Figure collection entries

* * *

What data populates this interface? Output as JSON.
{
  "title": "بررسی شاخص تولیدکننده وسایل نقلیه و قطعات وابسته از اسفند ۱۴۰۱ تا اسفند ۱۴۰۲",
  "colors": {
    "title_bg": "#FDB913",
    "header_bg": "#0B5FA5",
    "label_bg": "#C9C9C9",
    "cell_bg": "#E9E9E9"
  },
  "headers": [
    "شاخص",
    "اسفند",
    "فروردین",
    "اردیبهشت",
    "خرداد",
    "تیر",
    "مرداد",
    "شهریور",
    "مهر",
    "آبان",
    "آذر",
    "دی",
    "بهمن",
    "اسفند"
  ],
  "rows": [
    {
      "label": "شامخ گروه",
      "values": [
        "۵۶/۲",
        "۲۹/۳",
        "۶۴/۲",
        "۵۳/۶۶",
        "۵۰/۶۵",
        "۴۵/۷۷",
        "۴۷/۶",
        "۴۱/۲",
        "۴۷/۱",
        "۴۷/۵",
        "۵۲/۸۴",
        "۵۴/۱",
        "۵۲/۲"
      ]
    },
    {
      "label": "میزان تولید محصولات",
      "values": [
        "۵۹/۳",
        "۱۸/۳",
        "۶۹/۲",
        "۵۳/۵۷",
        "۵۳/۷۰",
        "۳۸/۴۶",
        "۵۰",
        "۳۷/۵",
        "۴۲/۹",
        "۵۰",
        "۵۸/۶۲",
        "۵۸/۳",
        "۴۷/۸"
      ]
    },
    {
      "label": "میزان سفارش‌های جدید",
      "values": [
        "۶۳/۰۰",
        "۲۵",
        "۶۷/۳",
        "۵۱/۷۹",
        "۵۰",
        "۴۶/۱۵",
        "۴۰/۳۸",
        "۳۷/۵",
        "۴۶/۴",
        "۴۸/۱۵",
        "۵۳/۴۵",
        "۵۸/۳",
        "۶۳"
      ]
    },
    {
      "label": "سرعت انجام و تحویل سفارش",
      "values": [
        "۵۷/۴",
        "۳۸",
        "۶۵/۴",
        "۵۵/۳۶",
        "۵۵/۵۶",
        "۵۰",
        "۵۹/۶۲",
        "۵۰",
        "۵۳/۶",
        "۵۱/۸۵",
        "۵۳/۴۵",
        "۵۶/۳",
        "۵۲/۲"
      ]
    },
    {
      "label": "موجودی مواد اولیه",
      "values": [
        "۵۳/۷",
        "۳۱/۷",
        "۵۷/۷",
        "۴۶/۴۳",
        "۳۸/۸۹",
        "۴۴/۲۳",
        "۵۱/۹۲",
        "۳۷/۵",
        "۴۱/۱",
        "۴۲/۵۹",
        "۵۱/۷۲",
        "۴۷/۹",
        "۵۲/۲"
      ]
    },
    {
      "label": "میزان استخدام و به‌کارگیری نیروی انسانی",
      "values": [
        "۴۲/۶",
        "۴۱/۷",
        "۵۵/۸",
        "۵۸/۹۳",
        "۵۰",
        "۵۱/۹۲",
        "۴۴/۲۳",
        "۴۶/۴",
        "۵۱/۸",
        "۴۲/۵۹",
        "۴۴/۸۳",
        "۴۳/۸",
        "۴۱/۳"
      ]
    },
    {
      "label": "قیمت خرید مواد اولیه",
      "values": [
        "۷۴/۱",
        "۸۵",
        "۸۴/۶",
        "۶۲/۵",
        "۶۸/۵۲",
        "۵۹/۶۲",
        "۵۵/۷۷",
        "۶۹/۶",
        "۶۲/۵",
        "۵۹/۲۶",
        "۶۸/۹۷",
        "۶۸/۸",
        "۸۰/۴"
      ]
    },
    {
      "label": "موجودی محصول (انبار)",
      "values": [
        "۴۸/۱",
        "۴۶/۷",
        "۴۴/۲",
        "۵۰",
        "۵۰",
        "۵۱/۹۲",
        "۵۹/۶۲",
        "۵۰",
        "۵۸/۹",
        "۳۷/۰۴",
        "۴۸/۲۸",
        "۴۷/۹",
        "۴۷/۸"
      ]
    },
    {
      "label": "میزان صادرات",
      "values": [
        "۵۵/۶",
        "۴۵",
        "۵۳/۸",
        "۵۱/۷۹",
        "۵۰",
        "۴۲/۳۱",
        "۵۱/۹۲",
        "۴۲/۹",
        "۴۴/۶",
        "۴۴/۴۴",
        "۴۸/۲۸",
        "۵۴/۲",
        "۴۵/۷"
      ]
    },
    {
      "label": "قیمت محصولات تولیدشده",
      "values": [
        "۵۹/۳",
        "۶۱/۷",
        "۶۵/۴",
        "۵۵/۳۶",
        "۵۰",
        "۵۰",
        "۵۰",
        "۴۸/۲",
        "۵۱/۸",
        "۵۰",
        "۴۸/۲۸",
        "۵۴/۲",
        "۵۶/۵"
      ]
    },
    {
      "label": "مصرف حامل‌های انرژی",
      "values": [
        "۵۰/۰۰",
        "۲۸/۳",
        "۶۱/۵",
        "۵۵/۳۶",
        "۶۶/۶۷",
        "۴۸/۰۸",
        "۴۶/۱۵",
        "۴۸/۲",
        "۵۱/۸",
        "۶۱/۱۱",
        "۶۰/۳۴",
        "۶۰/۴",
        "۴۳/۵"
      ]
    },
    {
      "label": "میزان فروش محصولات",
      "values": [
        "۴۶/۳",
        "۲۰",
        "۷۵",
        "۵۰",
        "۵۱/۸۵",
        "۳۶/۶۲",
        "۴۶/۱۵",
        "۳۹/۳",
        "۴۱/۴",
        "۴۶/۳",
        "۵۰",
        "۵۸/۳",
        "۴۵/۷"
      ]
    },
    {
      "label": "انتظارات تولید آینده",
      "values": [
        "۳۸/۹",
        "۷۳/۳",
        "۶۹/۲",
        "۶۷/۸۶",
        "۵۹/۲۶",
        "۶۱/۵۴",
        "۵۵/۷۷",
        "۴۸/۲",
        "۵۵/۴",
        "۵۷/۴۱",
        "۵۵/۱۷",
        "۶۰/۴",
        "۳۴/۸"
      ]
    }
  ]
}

* * *

Given instruction
In the listing, how many lines hold "قیمت"? Answer with a bare number.

Solution to this task
2